[Saved entries]
....................

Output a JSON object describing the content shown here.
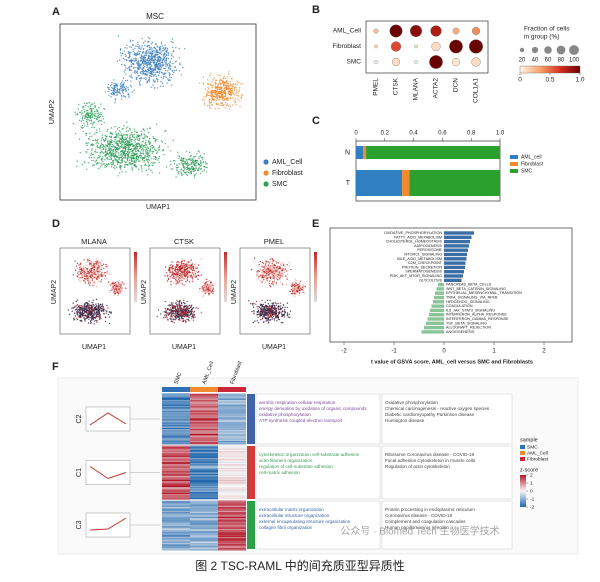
{
  "panel_labels": [
    "A",
    "B",
    "C",
    "D",
    "E",
    "F"
  ],
  "caption": "图 2 TSC-RAML 中的间充质亚型异质性",
  "watermark": "公众号 · Biomed Tech 生物医学技术",
  "umap": {
    "title": "MSC",
    "xlabel": "UMAP1",
    "ylabel": "UMAP2",
    "legend": [
      {
        "name": "AML_Cell",
        "color": "#3a7fc0"
      },
      {
        "name": "Fibroblast",
        "color": "#f08a2c"
      },
      {
        "name": "SMC",
        "color": "#2e9e5a"
      }
    ]
  },
  "feature_umaps": {
    "titles": [
      "MLANA",
      "CTSK",
      "PMEL"
    ],
    "xlabel": "UMAP1",
    "ylabel": "UMAP2"
  },
  "chart_data": [
    {
      "type": "dotplot",
      "categories": [
        "PMEL",
        "CTSK",
        "MLANA",
        "ACTA2",
        "DCN",
        "COL1A1"
      ],
      "series": [
        {
          "name": "AML_Cell",
          "values": [
            10,
            80,
            70,
            60,
            20,
            30
          ],
          "expression": [
            0.2,
            1,
            0.9,
            0.8,
            0.3,
            0.4
          ]
        },
        {
          "name": "Fibroblast",
          "values": [
            5,
            50,
            5,
            40,
            90,
            95
          ],
          "expression": [
            0.1,
            0.6,
            0.05,
            0.1,
            1,
            1
          ]
        },
        {
          "name": "SMC",
          "values": [
            5,
            30,
            5,
            90,
            30,
            40
          ],
          "expression": [
            0,
            0.1,
            0,
            1,
            0.05,
            0.1
          ]
        }
      ],
      "size_legend_title": [
        "Fraction of cells",
        "in group (%)"
      ],
      "size_ticks": [
        20,
        40,
        60,
        80,
        100
      ],
      "color_ticks": [
        0,
        0.5,
        {
          "value": 1,
          "label": "1.0"
        }
      ],
      "colormap": [
        "#fff4e8",
        "#f9a36b",
        "#d7301f",
        "#6b0000"
      ]
    },
    {
      "type": "stacked_barh",
      "categories": [
        "N",
        "T"
      ],
      "series": [
        {
          "name": "AML_cell",
          "color": "#2f7fc1",
          "values": [
            0.05,
            0.32
          ]
        },
        {
          "name": "Fibroblast",
          "color": "#f08a2c",
          "values": [
            0.02,
            0.05
          ]
        },
        {
          "name": "SMC",
          "color": "#2ca02c",
          "values": [
            0.93,
            0.63
          ]
        }
      ],
      "xlim": [
        0,
        1
      ],
      "xticks": [
        0,
        0.2,
        0.4,
        0.6,
        0.8,
        {
          "value": 1,
          "label": "1.0"
        }
      ]
    },
    {
      "type": "barh",
      "categories": [
        "OXIDATIVE_PHOSPHORYLATION",
        "FATTY_ACID_METABOLISM",
        "CHOLESTEROL_HOMEOSTASIS",
        "ADIPOGENESIS",
        "PEROXISOME",
        "MTORC1_SIGNALING",
        "BILE_ACID_METABOLISM",
        "G2M_CHECKPOINT",
        "PROTEIN_SECRETION",
        "SPERMATOGENESIS",
        "PI3K_AKT_MTOR_SIGNALING",
        "GLYCOLYSIS",
        "PANCREAS_BETA_CELLS",
        "WNT_BETA_CATENIN_SIGNALING",
        "EPITHELIAL_MESENCHYMAL_TRANSITION",
        "TNFA_SIGNALING_VIA_NFKB",
        "HEDGEHOG_SIGNALING",
        "COAGULATION",
        "IL6_JAK_STAT3_SIGNALING",
        "INTERFERON_ALPHA_RESPONSE",
        "INTERFERON_GAMMA_RESPONSE",
        "TGF_BETA_SIGNALING",
        "ALLOGRAFT_REJECTION",
        "ANGIOGENESIS"
      ],
      "values": [
        0.6,
        0.55,
        0.52,
        0.5,
        0.48,
        0.46,
        0.45,
        0.43,
        0.42,
        0.4,
        0.38,
        0.35,
        -0.12,
        -0.15,
        -0.18,
        -0.2,
        -0.22,
        -0.25,
        -0.28,
        -0.3,
        -0.33,
        -0.36,
        -0.4,
        -0.45
      ],
      "color_positive": "#3a6ea5",
      "color_negative": "#8cc49a",
      "xlabel": "t value of GSVA score, AML_cell versus SMC and Fibroblasts",
      "xlim": [
        -2.2,
        2.2
      ],
      "xticks": [
        -2,
        -1,
        0,
        1,
        2
      ]
    }
  ],
  "heatmap": {
    "columns": [
      {
        "name": "SMC",
        "color": "#2f6fb5"
      },
      {
        "name": "AML_Cell",
        "color": "#f08a2c"
      },
      {
        "name": "Fibroblast",
        "color": "#c9283a"
      }
    ],
    "clusters": [
      {
        "name": "C2",
        "color": "#3e63a8",
        "go": [
          "aerobic respiration cellular respiration",
          "energy derivation by oxidation of organic compounds",
          "oxidative phosphorylation",
          "ATP synthesis coupled electron transport"
        ],
        "kegg": [
          "Oxidative phosphorylation",
          "Chemical carcinogenesis - reactive oxygen species",
          "Diabetic cardiomyopathy Parkinson disease",
          "Huntington disease"
        ]
      },
      {
        "name": "C1",
        "color": "#d23a3a",
        "go": [
          "cytoskeleton organization cell-substrate adhesion",
          "actin filament organization",
          "regulation of cell-substrate adhesion",
          "cell-matrix adhesion"
        ],
        "kegg": [
          "Ribosome Coronavirus disease - COVID-19",
          "Focal adhesion Cytoskeleton in muscle cells",
          "Regulation of actin cytoskeleton"
        ]
      },
      {
        "name": "C3",
        "color": "#2e9e48",
        "go": [
          "extracellular matrix organization",
          "extracellular structure organization",
          "external encapsulating structure organization",
          "collagen fibril organization"
        ],
        "kegg": [
          "Protein processing in endoplasmic reticulum",
          "Coronavirus disease - COVID-19",
          "Complement and coagulation cascades",
          "Human papillomavirus infection"
        ]
      }
    ],
    "sample_legend_title": "sample",
    "zscore_title": "z-score",
    "zscore_ticks": [
      2,
      1,
      0,
      -1,
      -2
    ]
  }
}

....................

What lines above mention "matrix"? Copy each one.

          "cell-matrix adhesion"
          "extracellular matrix organization",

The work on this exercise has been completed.